[Figure contents as structured data]
----

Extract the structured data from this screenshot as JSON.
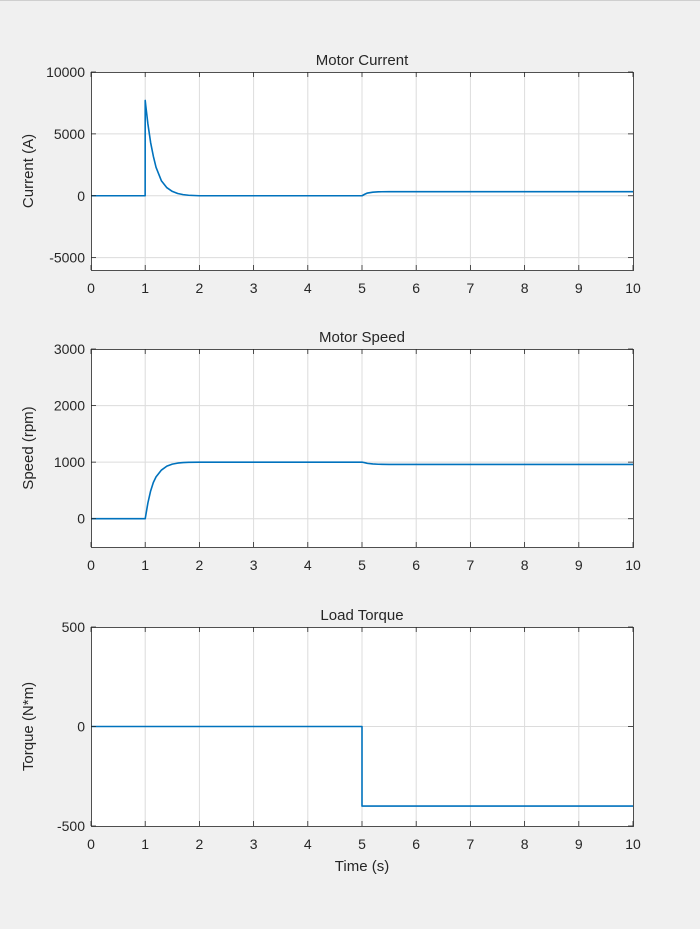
{
  "colors": {
    "background": "#f0f0f0",
    "plot_area": "#ffffff",
    "series": "#0072bd",
    "grid": "#dcdcdc",
    "axis": "#262626"
  },
  "chart_data": [
    {
      "type": "line",
      "title": "Motor Current",
      "xlabel": "",
      "ylabel": "Current (A)",
      "xlim": [
        0,
        10
      ],
      "ylim": [
        -6000,
        10000
      ],
      "xticks": [
        0,
        1,
        2,
        3,
        4,
        5,
        6,
        7,
        8,
        9,
        10
      ],
      "yticks": [
        -5000,
        0,
        5000,
        10000
      ],
      "grid": true,
      "series": [
        {
          "x": [
            0,
            0.999,
            1.0,
            1.01,
            1.05,
            1.1,
            1.15,
            1.2,
            1.3,
            1.4,
            1.5,
            1.6,
            1.7,
            1.8,
            2.0,
            5.0,
            5.05,
            5.1,
            5.2,
            5.3,
            5.5,
            10
          ],
          "y": [
            0,
            0,
            7700,
            7300,
            5800,
            4300,
            3200,
            2300,
            1200,
            650,
            350,
            180,
            90,
            40,
            0,
            0,
            120,
            220,
            290,
            320,
            330,
            330
          ]
        }
      ]
    },
    {
      "type": "line",
      "title": "Motor Speed",
      "xlabel": "",
      "ylabel": "Speed (rpm)",
      "xlim": [
        0,
        10
      ],
      "ylim": [
        -500,
        3000
      ],
      "xticks": [
        0,
        1,
        2,
        3,
        4,
        5,
        6,
        7,
        8,
        9,
        10
      ],
      "yticks": [
        0,
        1000,
        2000,
        3000
      ],
      "grid": true,
      "series": [
        {
          "x": [
            0,
            1.0,
            1.05,
            1.1,
            1.15,
            1.2,
            1.3,
            1.4,
            1.5,
            1.6,
            1.7,
            1.8,
            2.0,
            5.0,
            5.05,
            5.1,
            5.2,
            5.3,
            5.5,
            10
          ],
          "y": [
            0,
            0,
            280,
            490,
            640,
            740,
            860,
            930,
            965,
            983,
            992,
            997,
            1000,
            1000,
            990,
            978,
            968,
            963,
            960,
            960
          ]
        }
      ]
    },
    {
      "type": "line",
      "title": "Load Torque",
      "xlabel": "Time (s)",
      "ylabel": "Torque (N*m)",
      "xlim": [
        0,
        10
      ],
      "ylim": [
        -500,
        500
      ],
      "xticks": [
        0,
        1,
        2,
        3,
        4,
        5,
        6,
        7,
        8,
        9,
        10
      ],
      "yticks": [
        -500,
        0,
        500
      ],
      "grid": true,
      "series": [
        {
          "x": [
            0,
            5.0,
            5.0,
            10
          ],
          "y": [
            0,
            0,
            -400,
            -400
          ]
        }
      ]
    }
  ]
}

----

> DESCRIPTION OF THE TASK:
Search the entries for "title" and copy out each line that has it.

> SOLUTION FOR THIS EXERCISE:
      "title": "Motor Current",
      "title": "Motor Speed",
      "title": "Load Torque",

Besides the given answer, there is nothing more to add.